(Collected data)
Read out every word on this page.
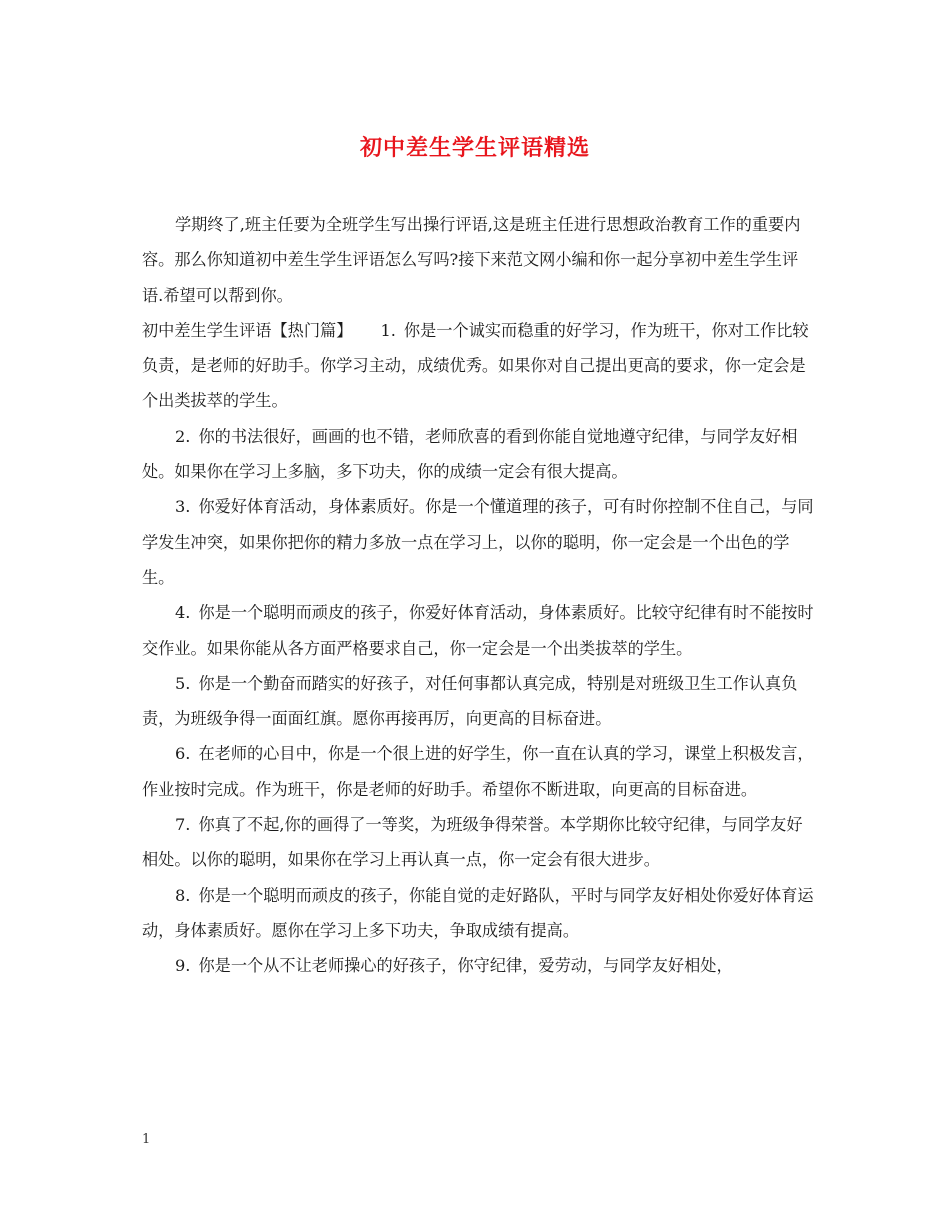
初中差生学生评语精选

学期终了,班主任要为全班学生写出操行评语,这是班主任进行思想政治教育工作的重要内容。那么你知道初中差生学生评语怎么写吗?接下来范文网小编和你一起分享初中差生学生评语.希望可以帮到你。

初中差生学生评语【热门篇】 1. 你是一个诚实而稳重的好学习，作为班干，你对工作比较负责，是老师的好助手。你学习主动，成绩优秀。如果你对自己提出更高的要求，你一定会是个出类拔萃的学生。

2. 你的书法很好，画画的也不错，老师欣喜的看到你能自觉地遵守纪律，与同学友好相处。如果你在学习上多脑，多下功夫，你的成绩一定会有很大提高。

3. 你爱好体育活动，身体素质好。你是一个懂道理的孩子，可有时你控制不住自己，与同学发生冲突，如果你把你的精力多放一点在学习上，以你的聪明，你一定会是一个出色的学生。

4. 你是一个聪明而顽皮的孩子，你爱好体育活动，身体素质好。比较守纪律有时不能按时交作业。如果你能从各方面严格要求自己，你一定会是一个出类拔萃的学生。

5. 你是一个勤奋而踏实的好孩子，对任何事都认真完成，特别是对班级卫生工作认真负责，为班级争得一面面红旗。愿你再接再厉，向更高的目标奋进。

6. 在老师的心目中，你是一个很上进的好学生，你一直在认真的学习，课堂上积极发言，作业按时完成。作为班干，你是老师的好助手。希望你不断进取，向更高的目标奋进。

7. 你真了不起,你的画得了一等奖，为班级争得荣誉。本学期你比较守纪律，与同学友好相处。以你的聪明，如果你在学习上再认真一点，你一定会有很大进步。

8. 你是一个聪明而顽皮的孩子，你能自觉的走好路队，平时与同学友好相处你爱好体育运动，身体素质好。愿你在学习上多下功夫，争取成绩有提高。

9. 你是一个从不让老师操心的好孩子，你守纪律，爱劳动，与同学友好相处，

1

(Exercise prompt) Give all the lines above again, character for character, without pictures.

(Full response)
Read out every word on this page.
初中差生学生评语精选

学期终了,班主任要为全班学生写出操行评语,这是班主任进行思想政治教育工作的重要内容。那么你知道初中差生学生评语怎么写吗?接下来范文网小编和你一起分享初中差生学生评语.希望可以帮到你。

初中差生学生评语【热门篇】 1. 你是一个诚实而稳重的好学习，作为班干，你对工作比较负责，是老师的好助手。你学习主动，成绩优秀。如果你对自己提出更高的要求，你一定会是个出类拔萃的学生。

2. 你的书法很好，画画的也不错，老师欣喜的看到你能自觉地遵守纪律，与同学友好相处。如果你在学习上多脑，多下功夫，你的成绩一定会有很大提高。

3. 你爱好体育活动，身体素质好。你是一个懂道理的孩子，可有时你控制不住自己，与同学发生冲突，如果你把你的精力多放一点在学习上，以你的聪明，你一定会是一个出色的学生。

4. 你是一个聪明而顽皮的孩子，你爱好体育活动，身体素质好。比较守纪律有时不能按时交作业。如果你能从各方面严格要求自己，你一定会是一个出类拔萃的学生。

5. 你是一个勤奋而踏实的好孩子，对任何事都认真完成，特别是对班级卫生工作认真负责，为班级争得一面面红旗。愿你再接再厉，向更高的目标奋进。

6. 在老师的心目中，你是一个很上进的好学生，你一直在认真的学习，课堂上积极发言，作业按时完成。作为班干，你是老师的好助手。希望你不断进取，向更高的目标奋进。

7. 你真了不起,你的画得了一等奖，为班级争得荣誉。本学期你比较守纪律，与同学友好相处。以你的聪明，如果你在学习上再认真一点，你一定会有很大进步。

8. 你是一个聪明而顽皮的孩子，你能自觉的走好路队，平时与同学友好相处你爱好体育运动，身体素质好。愿你在学习上多下功夫，争取成绩有提高。

9. 你是一个从不让老师操心的好孩子，你守纪律，爱劳动，与同学友好相处，

1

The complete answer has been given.